▸ **Aim**
Put the lines from the first one through the one containing "303, 180, 314]" into a Markdown table with the columns Row and Line, leaving out blank lines.

◆ ◆ ◆ ◆ ◆ ◆ ◆

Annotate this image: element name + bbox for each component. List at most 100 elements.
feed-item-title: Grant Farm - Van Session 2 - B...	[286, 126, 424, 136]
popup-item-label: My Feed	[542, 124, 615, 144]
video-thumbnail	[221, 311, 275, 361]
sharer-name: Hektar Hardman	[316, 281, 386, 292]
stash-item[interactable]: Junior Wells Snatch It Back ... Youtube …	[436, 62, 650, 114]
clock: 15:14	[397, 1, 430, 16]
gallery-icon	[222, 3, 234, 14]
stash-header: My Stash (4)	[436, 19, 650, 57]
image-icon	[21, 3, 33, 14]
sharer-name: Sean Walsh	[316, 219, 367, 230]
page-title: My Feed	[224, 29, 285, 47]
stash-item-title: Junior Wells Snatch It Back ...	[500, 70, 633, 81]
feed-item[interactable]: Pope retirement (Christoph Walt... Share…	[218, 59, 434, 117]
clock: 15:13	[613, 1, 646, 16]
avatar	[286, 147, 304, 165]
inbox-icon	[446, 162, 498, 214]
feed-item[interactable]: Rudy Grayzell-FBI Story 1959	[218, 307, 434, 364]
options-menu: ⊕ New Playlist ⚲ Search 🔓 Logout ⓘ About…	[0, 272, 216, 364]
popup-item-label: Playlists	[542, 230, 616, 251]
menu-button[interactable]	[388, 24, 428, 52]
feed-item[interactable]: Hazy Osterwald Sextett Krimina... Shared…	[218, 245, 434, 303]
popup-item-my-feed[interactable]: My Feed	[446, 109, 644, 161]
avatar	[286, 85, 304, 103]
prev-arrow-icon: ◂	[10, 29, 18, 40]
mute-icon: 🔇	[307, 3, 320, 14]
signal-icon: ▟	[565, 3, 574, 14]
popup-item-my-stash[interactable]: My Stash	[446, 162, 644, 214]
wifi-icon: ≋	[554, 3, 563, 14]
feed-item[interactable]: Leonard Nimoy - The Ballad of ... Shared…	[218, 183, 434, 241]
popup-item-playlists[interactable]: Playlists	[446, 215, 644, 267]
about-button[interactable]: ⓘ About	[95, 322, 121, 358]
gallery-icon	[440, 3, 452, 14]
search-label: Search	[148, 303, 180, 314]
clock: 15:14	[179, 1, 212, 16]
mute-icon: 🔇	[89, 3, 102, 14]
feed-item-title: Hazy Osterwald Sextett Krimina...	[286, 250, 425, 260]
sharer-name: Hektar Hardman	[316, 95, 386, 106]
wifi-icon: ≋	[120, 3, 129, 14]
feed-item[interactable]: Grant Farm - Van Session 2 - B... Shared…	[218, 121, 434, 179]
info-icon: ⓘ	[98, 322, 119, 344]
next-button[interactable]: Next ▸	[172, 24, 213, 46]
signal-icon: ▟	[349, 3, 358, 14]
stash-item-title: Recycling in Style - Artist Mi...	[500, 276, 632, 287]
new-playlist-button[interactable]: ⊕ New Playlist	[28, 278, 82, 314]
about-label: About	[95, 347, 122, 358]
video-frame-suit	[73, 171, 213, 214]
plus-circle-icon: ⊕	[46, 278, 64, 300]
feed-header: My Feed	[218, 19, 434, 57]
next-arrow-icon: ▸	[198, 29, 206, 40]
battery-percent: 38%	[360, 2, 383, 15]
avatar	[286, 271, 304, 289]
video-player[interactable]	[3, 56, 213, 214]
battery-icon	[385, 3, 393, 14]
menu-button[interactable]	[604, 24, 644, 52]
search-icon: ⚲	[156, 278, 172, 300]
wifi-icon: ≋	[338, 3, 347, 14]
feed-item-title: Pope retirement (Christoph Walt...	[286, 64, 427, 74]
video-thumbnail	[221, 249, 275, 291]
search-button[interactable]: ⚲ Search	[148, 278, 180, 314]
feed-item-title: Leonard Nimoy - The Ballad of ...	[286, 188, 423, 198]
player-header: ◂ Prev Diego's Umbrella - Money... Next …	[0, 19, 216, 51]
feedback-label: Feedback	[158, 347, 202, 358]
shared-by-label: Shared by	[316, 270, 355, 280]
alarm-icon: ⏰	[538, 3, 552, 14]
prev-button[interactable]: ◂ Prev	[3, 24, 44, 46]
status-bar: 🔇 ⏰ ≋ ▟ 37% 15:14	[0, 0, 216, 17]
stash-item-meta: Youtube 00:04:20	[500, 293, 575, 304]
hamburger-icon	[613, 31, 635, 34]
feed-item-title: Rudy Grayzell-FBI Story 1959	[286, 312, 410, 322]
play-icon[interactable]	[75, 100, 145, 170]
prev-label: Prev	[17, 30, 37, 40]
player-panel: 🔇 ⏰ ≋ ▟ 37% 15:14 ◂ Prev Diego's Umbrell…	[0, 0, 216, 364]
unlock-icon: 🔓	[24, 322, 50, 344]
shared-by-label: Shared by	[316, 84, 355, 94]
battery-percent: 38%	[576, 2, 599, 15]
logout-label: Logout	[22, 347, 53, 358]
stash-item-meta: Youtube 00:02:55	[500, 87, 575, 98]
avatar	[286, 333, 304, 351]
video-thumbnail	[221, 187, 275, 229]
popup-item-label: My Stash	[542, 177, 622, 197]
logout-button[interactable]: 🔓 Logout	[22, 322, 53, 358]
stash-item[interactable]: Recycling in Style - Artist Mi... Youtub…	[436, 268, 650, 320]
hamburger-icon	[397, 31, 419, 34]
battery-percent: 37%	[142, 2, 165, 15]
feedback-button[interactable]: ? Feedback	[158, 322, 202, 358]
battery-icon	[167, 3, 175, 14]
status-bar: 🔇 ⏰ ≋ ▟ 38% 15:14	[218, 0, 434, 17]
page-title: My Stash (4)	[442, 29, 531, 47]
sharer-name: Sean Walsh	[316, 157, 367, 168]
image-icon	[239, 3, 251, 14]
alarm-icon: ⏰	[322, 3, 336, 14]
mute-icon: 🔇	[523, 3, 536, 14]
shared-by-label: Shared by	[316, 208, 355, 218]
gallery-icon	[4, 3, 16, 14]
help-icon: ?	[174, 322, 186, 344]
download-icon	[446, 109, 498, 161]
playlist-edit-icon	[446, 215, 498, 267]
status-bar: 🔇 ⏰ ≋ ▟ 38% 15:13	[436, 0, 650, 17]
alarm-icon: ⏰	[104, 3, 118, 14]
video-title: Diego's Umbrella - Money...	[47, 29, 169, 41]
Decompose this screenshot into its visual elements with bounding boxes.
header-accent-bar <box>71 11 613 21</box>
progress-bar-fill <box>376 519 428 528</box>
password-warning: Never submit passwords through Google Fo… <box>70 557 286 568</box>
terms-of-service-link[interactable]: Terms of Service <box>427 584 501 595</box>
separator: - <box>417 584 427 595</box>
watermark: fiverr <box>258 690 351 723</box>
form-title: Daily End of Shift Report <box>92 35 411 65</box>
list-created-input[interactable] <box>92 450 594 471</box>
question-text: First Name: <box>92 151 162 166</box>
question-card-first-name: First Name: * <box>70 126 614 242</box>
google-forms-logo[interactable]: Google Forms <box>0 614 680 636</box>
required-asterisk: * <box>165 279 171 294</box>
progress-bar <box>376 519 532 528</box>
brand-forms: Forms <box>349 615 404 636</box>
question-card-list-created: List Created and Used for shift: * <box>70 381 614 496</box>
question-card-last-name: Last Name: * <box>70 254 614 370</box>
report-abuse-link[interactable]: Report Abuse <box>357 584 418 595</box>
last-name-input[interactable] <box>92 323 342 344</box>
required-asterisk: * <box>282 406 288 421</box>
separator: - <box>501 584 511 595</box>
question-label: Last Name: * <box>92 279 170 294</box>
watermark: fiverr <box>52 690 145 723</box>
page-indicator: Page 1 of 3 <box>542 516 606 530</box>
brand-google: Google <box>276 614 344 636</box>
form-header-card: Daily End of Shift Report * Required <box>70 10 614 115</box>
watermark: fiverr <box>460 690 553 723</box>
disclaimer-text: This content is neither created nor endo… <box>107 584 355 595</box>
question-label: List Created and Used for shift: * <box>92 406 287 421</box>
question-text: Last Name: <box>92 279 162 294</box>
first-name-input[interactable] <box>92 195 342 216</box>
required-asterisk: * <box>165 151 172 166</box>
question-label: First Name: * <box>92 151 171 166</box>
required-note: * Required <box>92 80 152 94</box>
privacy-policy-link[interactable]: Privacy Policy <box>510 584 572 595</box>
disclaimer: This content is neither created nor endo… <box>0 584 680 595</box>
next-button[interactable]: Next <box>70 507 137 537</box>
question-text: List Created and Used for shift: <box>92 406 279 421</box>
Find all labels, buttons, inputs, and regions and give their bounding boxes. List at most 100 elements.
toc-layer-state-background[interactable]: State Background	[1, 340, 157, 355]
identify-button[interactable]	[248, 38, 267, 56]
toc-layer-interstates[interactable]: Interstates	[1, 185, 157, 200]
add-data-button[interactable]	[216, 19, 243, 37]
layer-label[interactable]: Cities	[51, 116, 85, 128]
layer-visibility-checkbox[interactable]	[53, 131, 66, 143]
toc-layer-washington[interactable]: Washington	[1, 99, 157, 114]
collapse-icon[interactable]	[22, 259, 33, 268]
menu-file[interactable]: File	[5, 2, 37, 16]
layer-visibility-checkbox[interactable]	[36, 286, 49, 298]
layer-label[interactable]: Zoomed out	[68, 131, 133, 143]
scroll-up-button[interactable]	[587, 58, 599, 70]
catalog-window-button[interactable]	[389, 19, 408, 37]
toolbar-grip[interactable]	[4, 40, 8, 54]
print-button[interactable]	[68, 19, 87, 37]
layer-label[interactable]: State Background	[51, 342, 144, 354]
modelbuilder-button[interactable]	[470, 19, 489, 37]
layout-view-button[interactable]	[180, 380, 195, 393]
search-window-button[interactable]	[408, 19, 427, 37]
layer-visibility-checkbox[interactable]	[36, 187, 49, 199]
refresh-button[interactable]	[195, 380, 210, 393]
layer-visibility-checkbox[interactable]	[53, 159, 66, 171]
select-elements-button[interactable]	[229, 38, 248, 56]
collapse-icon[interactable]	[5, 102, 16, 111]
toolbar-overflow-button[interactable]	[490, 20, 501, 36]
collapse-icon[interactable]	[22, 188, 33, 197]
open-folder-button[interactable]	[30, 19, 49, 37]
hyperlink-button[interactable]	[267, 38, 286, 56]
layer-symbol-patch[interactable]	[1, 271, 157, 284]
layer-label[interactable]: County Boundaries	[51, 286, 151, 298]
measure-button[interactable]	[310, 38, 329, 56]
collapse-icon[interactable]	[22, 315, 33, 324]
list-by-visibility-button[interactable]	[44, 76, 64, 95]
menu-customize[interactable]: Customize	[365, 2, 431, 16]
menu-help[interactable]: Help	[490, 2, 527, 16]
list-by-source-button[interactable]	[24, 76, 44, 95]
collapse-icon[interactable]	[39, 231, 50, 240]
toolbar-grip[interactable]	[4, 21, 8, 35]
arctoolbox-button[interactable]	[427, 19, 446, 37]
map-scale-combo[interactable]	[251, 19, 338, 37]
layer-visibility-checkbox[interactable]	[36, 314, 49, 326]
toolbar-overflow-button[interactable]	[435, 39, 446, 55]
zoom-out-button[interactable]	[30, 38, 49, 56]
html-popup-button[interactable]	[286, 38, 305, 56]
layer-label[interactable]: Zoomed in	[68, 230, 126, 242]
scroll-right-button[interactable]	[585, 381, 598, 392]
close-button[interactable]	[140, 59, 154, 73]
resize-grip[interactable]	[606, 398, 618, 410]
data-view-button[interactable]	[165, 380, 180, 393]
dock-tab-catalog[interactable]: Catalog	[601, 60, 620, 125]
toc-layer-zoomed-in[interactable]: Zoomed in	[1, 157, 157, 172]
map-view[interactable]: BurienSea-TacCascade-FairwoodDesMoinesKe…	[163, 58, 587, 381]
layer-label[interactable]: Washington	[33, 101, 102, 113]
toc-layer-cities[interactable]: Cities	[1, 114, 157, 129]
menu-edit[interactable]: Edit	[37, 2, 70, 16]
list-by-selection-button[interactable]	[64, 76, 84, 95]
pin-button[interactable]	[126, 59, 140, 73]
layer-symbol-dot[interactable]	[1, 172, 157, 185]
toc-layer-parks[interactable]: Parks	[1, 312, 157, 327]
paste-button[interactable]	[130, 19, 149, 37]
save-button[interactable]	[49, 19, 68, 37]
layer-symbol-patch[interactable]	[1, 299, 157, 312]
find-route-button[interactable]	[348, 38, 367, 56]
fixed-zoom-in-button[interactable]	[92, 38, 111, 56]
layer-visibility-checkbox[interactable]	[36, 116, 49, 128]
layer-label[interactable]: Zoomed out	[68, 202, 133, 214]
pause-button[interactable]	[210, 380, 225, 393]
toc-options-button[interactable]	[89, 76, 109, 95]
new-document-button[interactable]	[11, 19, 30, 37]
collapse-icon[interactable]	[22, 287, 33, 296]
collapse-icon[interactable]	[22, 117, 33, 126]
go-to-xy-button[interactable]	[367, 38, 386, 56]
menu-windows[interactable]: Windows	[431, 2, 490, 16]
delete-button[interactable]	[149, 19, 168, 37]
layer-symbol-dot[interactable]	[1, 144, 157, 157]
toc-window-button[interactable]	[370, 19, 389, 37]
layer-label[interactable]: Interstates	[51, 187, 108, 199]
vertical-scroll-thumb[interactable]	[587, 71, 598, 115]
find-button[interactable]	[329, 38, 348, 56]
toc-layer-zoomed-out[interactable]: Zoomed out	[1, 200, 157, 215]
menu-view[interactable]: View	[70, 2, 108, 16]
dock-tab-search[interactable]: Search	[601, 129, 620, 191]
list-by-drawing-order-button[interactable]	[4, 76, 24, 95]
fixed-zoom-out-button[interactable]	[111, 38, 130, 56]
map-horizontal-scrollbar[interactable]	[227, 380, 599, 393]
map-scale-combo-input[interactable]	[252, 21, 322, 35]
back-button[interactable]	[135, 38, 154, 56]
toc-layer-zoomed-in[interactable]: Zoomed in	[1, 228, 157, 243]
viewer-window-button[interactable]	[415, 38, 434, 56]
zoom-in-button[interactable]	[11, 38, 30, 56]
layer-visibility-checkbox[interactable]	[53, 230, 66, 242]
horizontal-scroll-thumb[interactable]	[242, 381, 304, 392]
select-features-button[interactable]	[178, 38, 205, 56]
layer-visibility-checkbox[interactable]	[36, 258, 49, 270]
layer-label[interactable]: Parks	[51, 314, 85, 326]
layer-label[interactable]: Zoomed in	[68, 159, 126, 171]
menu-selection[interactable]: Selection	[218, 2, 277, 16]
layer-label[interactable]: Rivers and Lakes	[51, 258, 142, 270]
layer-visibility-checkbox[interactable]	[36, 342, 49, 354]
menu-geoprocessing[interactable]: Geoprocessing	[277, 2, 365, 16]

◆ ◆ ◆ ◆ ◆ ◆ ◆

▸ **Solved problem**
| Row | Line |
|---|---|
| 1 | Annotate this image: element name + bbox for each component. List at most 100 elements. |
| 2 | feed-item-title: Grant Farm - Van Session 2 - B...	[286, 126, 424, 136] |
| 3 | popup-item-label: My Feed	[542, 124, 615, 144] |
| 4 | video-thumbnail	[221, 311, 275, 361] |
| 5 | sharer-name: Hektar Hardman	[316, 281, 386, 292] |
| 6 | stash-item[interactable]: Junior Wells Snatch It Back ... Youtube …	[436, 62, 650, 114] |
| 7 | clock: 15:14	[397, 1, 430, 16] |
| 8 | gallery-icon	[222, 3, 234, 14] |
| 9 | stash-header: My Stash (4)	[436, 19, 650, 57] |
| 10 | image-icon	[21, 3, 33, 14] |
| 11 | sharer-name: Sean Walsh	[316, 219, 367, 230] |
| 12 | page-title: My Feed	[224, 29, 285, 47] |
| 13 | stash-item-title: Junior Wells Snatch It Back ...	[500, 70, 633, 81] |
| 14 | feed-item[interactable]: Pope retirement (Christoph Walt... Share…	[218, 59, 434, 117] |
| 15 | clock: 15:13	[613, 1, 646, 16] |
| 16 | avatar	[286, 147, 304, 165] |
| 17 | inbox-icon	[446, 162, 498, 214] |
| 18 | feed-item[interactable]: Rudy Grayzell-FBI Story 1959	[218, 307, 434, 364] |
| 19 | options-menu: ⊕ New Playlist ⚲ Search 🔓 Logout ⓘ About…	[0, 272, 216, 364] |
| 20 | popup-item-label: Playlists	[542, 230, 616, 251] |
| 21 | menu-button[interactable]	[388, 24, 428, 52] |
| 22 | feed-item[interactable]: Hazy Osterwald Sextett Krimina... Shared…	[218, 245, 434, 303] |
| 23 | popup-item-my-feed[interactable]: My Feed	[446, 109, 644, 161] |
| 24 | avatar	[286, 85, 304, 103] |
| 25 | prev-arrow-icon: ◂	[10, 29, 18, 40] |
| 26 | mute-icon: 🔇	[307, 3, 320, 14] |
| 27 | signal-icon: ▟	[565, 3, 574, 14] |
| 28 | popup-item-my-stash[interactable]: My Stash	[446, 162, 644, 214] |
| 29 | wifi-icon: ≋	[554, 3, 563, 14] |
| 30 | feed-item[interactable]: Leonard Nimoy - The Ballad of ... Shared…	[218, 183, 434, 241] |
| 31 | popup-item-playlists[interactable]: Playlists	[446, 215, 644, 267] |
| 32 | about-button[interactable]: ⓘ About	[95, 322, 121, 358] |
| 33 | gallery-icon	[440, 3, 452, 14] |
| 34 | search-label: Search	[148, 303, 180, 314] |